====== Excerpted passage

Speaker Separation

Diarize multi-speaker audio and fan out one task per detected speaker so that downstream stages can score each speaker’s audio independently. NeMo Curator ships two diarization stages built on NVIDIA’s SortFormer family. Both target up to 4 speakers per file; choose based on whether your workload is offline batch curation or streaming/online.

Understanding Diarization

What Diarization Does

Diarization answers “who spoke when?” — it segments an audio stream into per-speaker regions, identifying that speaker A talks 0.0–3.5s, speaker B talks 3.5–7.0s, speaker A returns at 7.0–9.0s, and so on. The output is one AudioTask per speaker, each containing only that speaker’s audio.

This unlocks per-speaker filtering: pipelines can rerun VAD, UTMOS, SIGMOS, and the band filter separately on each speaker, dropping individual low-quality speakers without losing the rest of the recording.

Choosing a Stage

Stage	Model	Best For
`SpeakerSeparationStage`	`nvidia/diar_sortformer_4spk-v1` (offline)	Bulk offline curation. Used inside `AudioDataFilterStage`. Higher accuracy because it sees the whole utterance.
`InferenceSortformerStage`	`nvidia/diar_streaming_sortformer_4spk-v2.1` (streaming)	Online/chunked workloads with bounded latency. Supports RTTM output for downstream tools.

For most curation pipelines, SpeakerSeparationStage (offline) is the right choice. Use the streaming variant only when you need bounded latency or RTTM output.

Offline Speaker Separation

Step 1: Configure the Stage

from nemo_curator.stages.audio.segmentation.speaker_separation import SpeakerSeparationStage

speaker_sep = SpeakerSeparationStage(
    model_path="nvidia/diar_sortformer_4spk-v1",
    exclude_overlaps=True,
    min_duration=0.8,
    gap_threshold=0.1,
    buffer_time=0.5,
)
pipeline.add_stage(speaker_sep)

The stage produces a fan-out list of AudioTask objects, one per detected speaker, each carrying:

speaker_id — speaker identifier (0, 1, 2, …)
num_speakers — total speakers found in this file
duration_sec — duration of this speaker’s audio
waveform — that speaker’s torch tensor with overlapping regions removed (when exclude_overlaps=True)

GPU is required (Resources(cpus=1.0, gpus=1.0) by default).

Step 2: Tune Overlap and Gap Handling

Speaker overlap regions (where multiple speakers talk simultaneously) and short gaps between same-speaker turns affect output quality:

Parameter	Effect
`exclude_overlaps=True` (default)	Drops overlapping regions. Better for clean per-speaker training data.
`exclude_overlaps=False`	Includes overlapping regions on each speaker’s audio. Useful when you want to preserve natural conversation.
`gap_threshold=0.1` (default)	Same-speaker turns separated by < 100 ms are merged. Increase to 0.3–0.5 for more aggressive merging on fragmented diarization.
`min_duration=0.8` (default)	Drop speakers whose total audio is shorter than 0.8 seconds. Filters out spurious speaker detections.

============
====== Entries

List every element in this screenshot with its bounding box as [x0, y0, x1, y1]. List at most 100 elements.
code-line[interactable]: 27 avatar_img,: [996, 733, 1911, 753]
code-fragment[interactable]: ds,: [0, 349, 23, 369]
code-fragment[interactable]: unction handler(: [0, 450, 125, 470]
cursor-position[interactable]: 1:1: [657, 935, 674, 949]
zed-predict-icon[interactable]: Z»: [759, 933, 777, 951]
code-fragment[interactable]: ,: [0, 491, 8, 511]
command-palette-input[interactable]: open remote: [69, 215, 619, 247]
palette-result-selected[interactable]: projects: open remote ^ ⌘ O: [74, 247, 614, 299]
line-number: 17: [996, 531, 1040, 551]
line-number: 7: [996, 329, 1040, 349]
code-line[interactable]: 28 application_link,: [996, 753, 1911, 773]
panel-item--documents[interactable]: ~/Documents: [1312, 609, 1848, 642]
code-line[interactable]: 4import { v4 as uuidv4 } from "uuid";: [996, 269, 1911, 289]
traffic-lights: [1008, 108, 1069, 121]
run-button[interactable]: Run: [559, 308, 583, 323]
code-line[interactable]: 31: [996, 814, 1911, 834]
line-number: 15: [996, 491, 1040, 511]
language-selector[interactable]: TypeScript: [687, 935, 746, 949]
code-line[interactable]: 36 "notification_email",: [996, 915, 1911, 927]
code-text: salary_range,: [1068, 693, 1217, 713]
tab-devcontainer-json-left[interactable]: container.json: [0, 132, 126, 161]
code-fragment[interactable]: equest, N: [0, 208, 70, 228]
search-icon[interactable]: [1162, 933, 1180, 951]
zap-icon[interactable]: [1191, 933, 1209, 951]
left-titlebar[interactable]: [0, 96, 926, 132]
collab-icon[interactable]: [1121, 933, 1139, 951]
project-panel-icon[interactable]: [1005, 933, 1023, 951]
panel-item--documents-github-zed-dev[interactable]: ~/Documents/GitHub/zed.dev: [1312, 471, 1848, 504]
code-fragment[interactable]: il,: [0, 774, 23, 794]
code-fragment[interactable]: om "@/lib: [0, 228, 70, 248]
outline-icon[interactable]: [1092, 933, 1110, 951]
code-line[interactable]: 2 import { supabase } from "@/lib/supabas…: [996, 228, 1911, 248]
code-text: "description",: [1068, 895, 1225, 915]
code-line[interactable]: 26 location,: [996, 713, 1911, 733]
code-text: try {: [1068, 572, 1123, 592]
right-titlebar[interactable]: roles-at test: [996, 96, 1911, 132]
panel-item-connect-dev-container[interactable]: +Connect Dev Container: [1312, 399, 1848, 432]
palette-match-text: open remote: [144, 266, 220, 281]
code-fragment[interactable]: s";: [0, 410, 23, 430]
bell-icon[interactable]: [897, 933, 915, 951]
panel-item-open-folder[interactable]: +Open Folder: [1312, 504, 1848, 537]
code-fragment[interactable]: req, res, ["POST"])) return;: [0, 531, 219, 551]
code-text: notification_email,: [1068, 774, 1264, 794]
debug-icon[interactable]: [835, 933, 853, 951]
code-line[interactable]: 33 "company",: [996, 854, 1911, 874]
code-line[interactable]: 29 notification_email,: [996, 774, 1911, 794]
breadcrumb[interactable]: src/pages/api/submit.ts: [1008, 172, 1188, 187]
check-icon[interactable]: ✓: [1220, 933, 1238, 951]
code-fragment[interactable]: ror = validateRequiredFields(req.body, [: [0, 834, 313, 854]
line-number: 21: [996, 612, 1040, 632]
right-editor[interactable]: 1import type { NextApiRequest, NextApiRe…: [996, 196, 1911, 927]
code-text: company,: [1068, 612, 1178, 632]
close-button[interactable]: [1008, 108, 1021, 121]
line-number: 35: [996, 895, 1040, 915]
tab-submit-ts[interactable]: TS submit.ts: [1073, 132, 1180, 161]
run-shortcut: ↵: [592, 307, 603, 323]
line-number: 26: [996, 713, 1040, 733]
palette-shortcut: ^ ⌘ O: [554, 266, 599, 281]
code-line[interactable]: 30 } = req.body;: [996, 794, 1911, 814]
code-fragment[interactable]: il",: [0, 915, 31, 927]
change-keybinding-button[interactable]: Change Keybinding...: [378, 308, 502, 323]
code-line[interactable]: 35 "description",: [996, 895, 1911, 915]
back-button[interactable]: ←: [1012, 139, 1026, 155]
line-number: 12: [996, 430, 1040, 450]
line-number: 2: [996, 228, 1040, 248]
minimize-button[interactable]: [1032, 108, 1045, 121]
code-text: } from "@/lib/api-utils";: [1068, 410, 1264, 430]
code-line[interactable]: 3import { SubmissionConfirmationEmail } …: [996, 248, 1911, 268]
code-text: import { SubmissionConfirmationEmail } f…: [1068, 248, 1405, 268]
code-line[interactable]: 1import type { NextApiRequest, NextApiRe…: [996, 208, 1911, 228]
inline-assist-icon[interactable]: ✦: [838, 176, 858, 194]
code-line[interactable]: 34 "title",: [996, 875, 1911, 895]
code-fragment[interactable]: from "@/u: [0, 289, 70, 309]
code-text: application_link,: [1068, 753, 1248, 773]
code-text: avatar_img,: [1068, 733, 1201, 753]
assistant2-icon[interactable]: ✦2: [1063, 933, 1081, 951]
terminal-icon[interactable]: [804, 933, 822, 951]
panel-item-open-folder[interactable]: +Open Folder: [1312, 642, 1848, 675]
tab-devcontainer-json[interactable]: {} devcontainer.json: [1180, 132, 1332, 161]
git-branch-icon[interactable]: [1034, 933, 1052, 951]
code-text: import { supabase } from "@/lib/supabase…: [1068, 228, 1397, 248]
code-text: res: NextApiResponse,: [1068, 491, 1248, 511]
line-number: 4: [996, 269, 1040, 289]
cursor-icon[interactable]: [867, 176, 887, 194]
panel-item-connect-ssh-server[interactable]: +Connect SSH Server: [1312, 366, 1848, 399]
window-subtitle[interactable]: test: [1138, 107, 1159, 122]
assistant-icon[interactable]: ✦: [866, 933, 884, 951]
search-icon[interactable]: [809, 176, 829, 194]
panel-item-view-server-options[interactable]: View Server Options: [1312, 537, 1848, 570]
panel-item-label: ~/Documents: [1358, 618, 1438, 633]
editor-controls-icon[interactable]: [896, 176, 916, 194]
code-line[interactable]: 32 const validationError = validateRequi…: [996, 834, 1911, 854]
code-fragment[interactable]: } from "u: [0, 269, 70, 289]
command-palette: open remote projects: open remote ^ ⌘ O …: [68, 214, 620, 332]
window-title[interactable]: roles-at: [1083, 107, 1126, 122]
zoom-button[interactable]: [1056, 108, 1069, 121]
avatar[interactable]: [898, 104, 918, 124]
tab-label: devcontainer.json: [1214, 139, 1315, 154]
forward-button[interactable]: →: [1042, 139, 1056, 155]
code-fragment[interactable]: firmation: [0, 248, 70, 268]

============

Exercise instructions:
(A) List the fields that each AudioTask produced by SpeakerSeparationStage carries, according to the speaker separation page.
(B) Answer these questions from the speaker separation page:
(i) Up to how many speakers per file do both diarization stages target?
(ii) What resources does SpeakerSeparationStage use by default?
(iii) With the default gap_threshold, below what separation are same-speaker turns merged?
(C) According to the speaker separation page, why does SpeakerSeparationStage achieve higher accuracy?
The rows play no part in what follows.

Responses to the exercise:
(A) speaker_id, num_speakers, duration_sec, waveform

(B)
(i) Up to 4 speakers per file.
(ii) Resources(cpus=1.0, gpus=1.0).
(iii) Below 100 ms.

(C) SpeakerSeparationStage runs offline, so it sees the whole utterance. The page gives this as the reason for its higher accuracy.